[Extracted entries start]
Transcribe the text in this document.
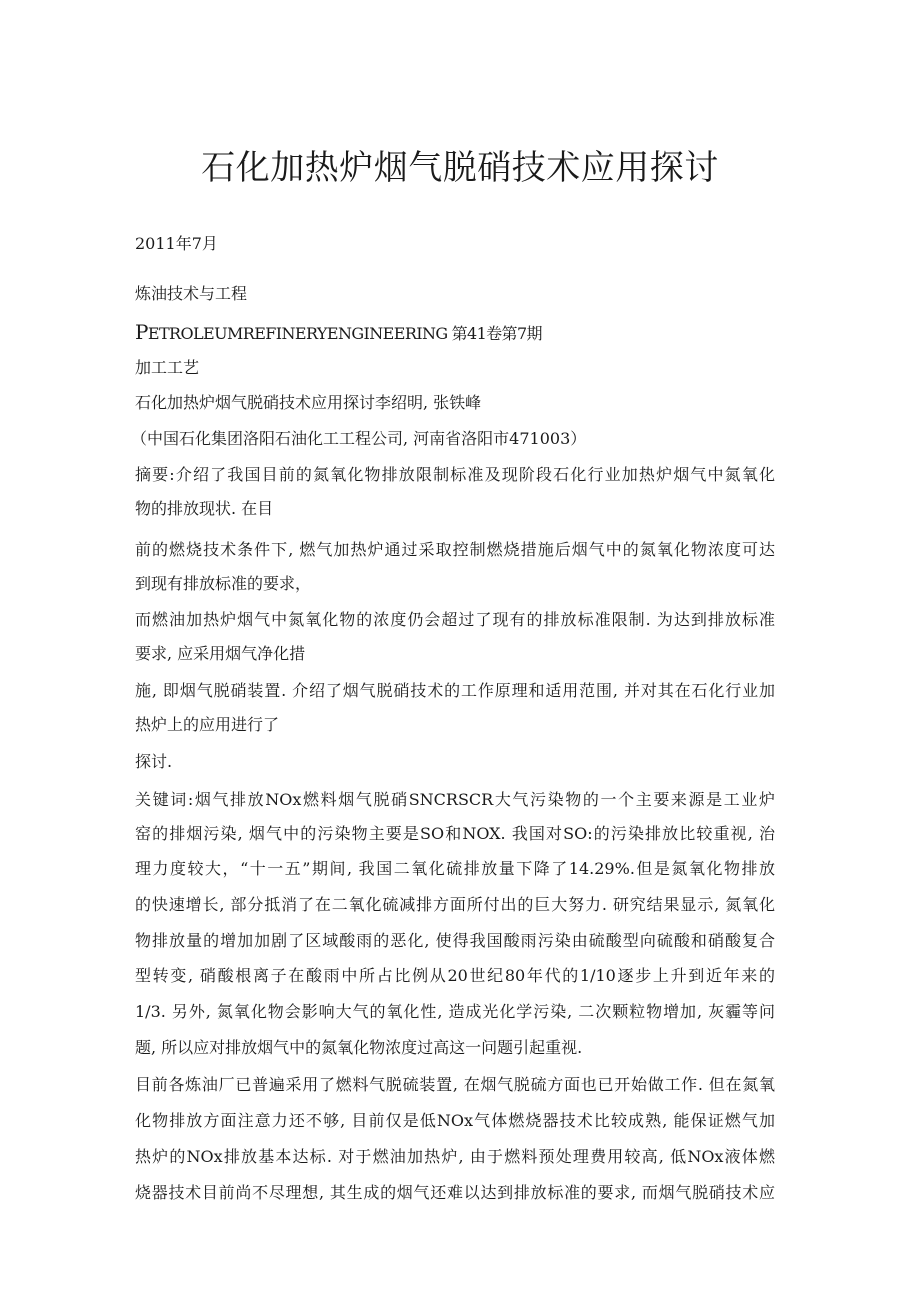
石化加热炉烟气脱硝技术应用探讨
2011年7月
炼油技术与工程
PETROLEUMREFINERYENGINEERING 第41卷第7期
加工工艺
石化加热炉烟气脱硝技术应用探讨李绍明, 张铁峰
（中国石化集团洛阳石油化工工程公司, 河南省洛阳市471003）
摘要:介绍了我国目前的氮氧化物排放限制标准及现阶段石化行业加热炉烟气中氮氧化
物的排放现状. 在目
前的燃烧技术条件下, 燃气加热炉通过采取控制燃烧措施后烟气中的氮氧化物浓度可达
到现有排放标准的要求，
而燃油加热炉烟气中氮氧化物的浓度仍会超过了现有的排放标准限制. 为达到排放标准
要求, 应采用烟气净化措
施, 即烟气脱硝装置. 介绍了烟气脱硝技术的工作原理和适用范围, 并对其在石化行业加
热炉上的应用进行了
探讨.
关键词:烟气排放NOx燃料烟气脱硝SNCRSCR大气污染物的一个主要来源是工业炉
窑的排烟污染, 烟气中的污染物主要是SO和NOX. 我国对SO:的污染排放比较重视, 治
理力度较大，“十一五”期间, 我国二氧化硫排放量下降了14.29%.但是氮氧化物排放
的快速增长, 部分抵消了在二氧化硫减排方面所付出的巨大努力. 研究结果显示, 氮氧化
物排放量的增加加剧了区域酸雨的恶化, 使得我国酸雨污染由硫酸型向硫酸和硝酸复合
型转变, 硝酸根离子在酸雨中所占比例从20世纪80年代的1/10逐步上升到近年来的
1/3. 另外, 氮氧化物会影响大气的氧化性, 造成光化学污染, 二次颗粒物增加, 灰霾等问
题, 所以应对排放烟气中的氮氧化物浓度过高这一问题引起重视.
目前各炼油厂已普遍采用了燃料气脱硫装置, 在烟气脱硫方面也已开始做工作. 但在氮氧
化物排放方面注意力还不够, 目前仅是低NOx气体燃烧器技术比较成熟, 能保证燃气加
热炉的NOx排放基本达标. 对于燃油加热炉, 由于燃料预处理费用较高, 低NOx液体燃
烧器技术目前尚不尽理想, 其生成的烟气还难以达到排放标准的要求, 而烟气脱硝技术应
[Extracted entries end]
[Extracted entries start]
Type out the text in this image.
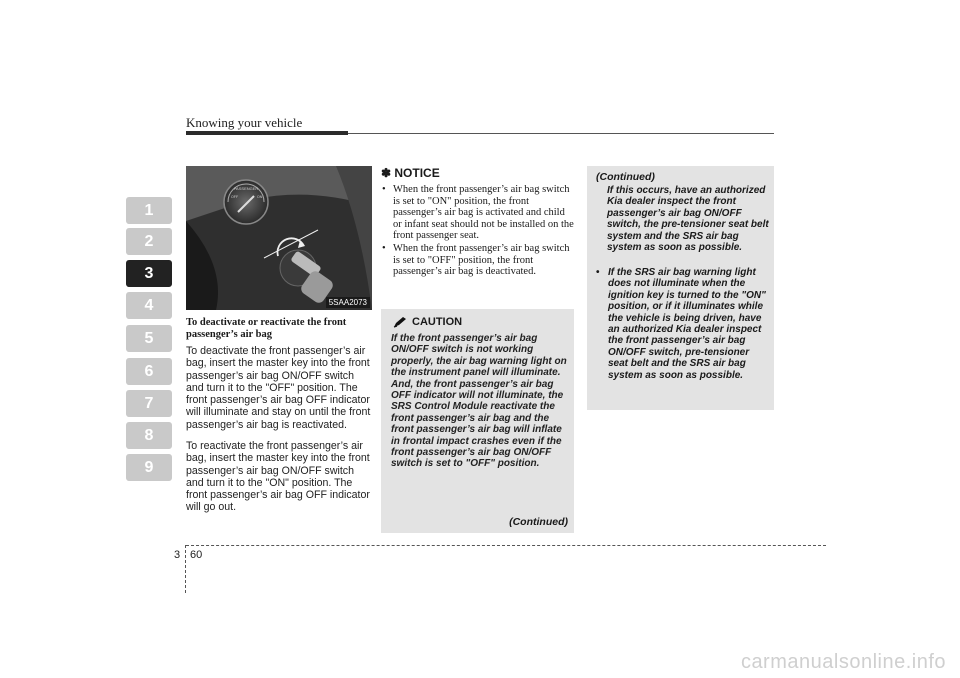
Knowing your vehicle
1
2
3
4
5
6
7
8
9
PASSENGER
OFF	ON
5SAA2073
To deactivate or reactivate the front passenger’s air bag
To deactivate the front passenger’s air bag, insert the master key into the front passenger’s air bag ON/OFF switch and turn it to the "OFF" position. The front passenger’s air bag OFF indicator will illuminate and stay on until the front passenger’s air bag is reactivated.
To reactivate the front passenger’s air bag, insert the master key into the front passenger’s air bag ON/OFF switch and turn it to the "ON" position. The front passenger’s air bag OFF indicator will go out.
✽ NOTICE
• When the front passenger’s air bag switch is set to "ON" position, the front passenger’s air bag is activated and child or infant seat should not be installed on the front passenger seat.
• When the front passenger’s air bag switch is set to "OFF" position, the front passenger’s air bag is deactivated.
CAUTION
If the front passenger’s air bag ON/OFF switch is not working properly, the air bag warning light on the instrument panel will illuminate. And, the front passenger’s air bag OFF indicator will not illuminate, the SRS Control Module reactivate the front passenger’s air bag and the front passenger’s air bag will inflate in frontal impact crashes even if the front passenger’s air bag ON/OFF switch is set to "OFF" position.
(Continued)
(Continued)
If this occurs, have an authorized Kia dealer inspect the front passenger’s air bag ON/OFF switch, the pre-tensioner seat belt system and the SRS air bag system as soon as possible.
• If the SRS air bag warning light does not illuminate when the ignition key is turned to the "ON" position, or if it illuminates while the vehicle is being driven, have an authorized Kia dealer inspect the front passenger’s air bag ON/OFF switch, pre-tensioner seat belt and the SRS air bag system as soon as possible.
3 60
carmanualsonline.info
[Extracted entries end]
[Extracted entries start]
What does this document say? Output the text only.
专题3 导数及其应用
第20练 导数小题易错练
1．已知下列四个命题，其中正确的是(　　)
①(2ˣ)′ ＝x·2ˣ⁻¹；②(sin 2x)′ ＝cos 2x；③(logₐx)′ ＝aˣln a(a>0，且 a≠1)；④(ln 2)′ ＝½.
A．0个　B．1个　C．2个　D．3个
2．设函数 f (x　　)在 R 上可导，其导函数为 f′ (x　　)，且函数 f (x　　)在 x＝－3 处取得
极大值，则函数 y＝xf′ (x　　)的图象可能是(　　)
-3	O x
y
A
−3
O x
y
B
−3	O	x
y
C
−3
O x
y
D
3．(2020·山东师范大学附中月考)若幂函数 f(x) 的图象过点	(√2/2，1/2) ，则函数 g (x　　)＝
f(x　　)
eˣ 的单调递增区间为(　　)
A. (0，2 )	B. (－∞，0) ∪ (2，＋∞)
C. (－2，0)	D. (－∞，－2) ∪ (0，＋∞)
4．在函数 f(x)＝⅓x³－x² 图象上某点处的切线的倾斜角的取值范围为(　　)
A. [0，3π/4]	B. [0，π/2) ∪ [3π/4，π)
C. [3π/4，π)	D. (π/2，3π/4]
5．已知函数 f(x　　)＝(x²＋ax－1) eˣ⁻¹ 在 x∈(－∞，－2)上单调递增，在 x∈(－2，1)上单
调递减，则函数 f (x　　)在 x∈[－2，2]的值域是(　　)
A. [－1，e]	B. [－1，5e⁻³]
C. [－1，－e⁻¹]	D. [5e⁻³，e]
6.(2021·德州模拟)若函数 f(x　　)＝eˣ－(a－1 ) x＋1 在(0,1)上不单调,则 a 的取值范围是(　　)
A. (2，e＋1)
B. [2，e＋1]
[Extracted entries end]
## Instruction
Scan the material above for the string "seat" and report each line where you find it.

## Exercise response
• When the front passenger’s air bag switch is set to "ON" position, the front passenger’s air bag is activated and child or infant seat should not be installed on the front passenger seat.
If this occurs, have an authorized Kia dealer inspect the front passenger’s air bag ON/OFF switch, the pre-tensioner seat belt system and the SRS air bag system as soon as possible.
• If the SRS air bag warning light does not illuminate when the ignition key is turned to the "ON" position, or if it illuminates while the vehicle is being driven, have an authorized Kia dealer inspect the front passenger’s air bag ON/OFF switch, pre-tensioner seat belt and the SRS air bag system as soon as possible.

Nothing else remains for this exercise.